Stated exercise → Write out the listing exactly as it is given.

## BEGIN Exercise input

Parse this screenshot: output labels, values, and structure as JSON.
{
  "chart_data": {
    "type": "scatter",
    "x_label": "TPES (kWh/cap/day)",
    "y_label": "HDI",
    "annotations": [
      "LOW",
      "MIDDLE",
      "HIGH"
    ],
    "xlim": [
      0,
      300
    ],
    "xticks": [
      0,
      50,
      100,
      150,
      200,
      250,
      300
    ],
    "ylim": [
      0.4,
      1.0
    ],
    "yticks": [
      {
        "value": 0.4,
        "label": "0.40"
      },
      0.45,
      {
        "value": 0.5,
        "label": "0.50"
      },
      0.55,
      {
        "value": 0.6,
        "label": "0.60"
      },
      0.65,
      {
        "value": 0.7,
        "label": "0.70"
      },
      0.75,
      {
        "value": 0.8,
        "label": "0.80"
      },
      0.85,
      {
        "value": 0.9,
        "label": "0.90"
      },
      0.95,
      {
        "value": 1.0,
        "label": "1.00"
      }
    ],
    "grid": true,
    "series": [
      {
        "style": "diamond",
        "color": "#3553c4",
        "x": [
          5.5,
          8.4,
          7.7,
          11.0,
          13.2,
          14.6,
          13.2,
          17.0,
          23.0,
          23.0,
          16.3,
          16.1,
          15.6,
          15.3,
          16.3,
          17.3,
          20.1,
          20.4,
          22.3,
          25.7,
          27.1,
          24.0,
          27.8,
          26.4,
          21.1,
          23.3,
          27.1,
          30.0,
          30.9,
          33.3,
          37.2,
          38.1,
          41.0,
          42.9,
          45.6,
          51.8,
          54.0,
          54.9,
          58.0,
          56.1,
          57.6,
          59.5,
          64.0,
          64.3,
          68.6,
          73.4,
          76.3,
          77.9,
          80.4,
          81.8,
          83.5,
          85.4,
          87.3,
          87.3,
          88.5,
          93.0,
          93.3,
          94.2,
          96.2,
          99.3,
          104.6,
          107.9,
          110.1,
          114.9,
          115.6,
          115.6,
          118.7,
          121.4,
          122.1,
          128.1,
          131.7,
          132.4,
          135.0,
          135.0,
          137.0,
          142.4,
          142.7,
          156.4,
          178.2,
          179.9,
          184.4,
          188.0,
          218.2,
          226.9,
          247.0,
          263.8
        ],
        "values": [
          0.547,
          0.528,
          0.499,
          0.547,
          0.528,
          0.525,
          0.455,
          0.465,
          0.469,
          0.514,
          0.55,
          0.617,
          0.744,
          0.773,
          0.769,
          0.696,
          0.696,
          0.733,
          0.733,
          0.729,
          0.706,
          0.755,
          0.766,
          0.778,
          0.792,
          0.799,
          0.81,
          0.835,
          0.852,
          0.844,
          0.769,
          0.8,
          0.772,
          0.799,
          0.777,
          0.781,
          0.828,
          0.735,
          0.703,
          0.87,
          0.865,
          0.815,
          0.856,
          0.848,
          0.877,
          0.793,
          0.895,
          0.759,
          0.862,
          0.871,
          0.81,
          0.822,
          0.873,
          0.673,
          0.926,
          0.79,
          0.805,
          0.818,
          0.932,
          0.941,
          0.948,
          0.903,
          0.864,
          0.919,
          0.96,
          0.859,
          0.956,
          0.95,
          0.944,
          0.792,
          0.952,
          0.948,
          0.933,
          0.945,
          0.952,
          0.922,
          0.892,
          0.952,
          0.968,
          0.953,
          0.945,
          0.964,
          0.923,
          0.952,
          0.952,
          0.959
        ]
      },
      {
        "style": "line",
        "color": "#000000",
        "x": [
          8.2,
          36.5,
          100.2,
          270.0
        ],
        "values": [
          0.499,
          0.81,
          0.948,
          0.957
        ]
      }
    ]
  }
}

## END Exercise input

Response below →
Parse this screenshot: output labels, values, and structure as JSON.
{
  "chart_data": {
    "type": "scatter",
    "x_label": "TPES (kWh/cap/day)",
    "y_label": "HDI",
    "annotations": [
      "LOW",
      "MIDDLE",
      "HIGH"
    ],
    "xlim": [
      0,
      300
    ],
    "xticks": [
      0,
      50,
      100,
      150,
      200,
      250,
      300
    ],
    "ylim": [
      0.4,
      1.0
    ],
    "yticks": [
      {
        "value": 0.4,
        "label": "0.40"
      },
      0.45,
      {
        "value": 0.5,
        "label": "0.50"
      },
      0.55,
      {
        "value": 0.6,
        "label": "0.60"
      },
      0.65,
      {
        "value": 0.7,
        "label": "0.70"
      },
      0.75,
      {
        "value": 0.8,
        "label": "0.80"
      },
      0.85,
      {
        "value": 0.9,
        "label": "0.90"
      },
      0.95,
      {
        "value": 1.0,
        "label": "1.00"
      }
    ],
    "grid": true,
    "series": [
      {
        "style": "diamond",
        "color": "#3553c4",
        "x": [
          5.5,
          8.4,
          7.7,
          11.0,
          13.2,
          14.6,
          13.2,
          17.0,
          23.0,
          23.0,
          16.3,
          16.1,
          15.6,
          15.3,
          16.3,
          17.3,
          20.1,
          20.4,
          22.3,
          25.7,
          27.1,
          24.0,
          27.8,
          26.4,
          21.1,
          23.3,
          27.1,
          30.0,
          30.9,
          33.3,
          37.2,
          38.1,
          41.0,
          42.9,
          45.6,
          51.8,
          54.0,
          54.9,
          58.0,
          56.1,
          57.6,
          59.5,
          64.0,
          64.3,
          68.6,
          73.4,
          76.3,
          77.9,
          80.4,
          81.8,
          83.5,
          85.4,
          87.3,
          87.3,
          88.5,
          93.0,
          93.3,
          94.2,
          96.2,
          99.3,
          104.6,
          107.9,
          110.1,
          114.9,
          115.6,
          115.6,
          118.7,
          121.4,
          122.1,
          128.1,
          131.7,
          132.4,
          135.0,
          135.0,
          137.0,
          142.4,
          142.7,
          156.4,
          178.2,
          179.9,
          184.4,
          188.0,
          218.2,
          226.9,
          247.0,
          263.8
        ],
        "values": [
          0.547,
          0.528,
          0.499,
          0.547,
          0.528,
          0.525,
          0.455,
          0.465,
          0.469,
          0.514,
          0.55,
          0.617,
          0.744,
          0.773,
          0.769,
          0.696,
          0.696,
          0.733,
          0.733,
          0.729,
          0.706,
          0.755,
          0.766,
          0.778,
          0.792,
          0.799,
          0.81,
          0.835,
          0.852,
          0.844,
          0.769,
          0.8,
          0.772,
          0.799,
          0.777,
          0.781,
          0.828,
          0.735,
          0.703,
          0.87,
          0.865,
          0.815,
          0.856,
          0.848,
          0.877,
          0.793,
          0.895,
          0.759,
          0.862,
          0.871,
          0.81,
          0.822,
          0.873,
          0.673,
          0.926,
          0.79,
          0.805,
          0.818,
          0.932,
          0.941,
          0.948,
          0.903,
          0.864,
          0.919,
          0.96,
          0.859,
          0.956,
          0.95,
          0.944,
          0.792,
          0.952,
          0.948,
          0.933,
          0.945,
          0.952,
          0.922,
          0.892,
          0.952,
          0.968,
          0.953,
          0.945,
          0.964,
          0.923,
          0.952,
          0.952,
          0.959
        ]
      },
      {
        "style": "line",
        "color": "#000000",
        "x": [
          8.2,
          36.5,
          100.2,
          270.0
        ],
        "values": [
          0.499,
          0.81,
          0.948,
          0.957
        ]
      }
    ]
  }
}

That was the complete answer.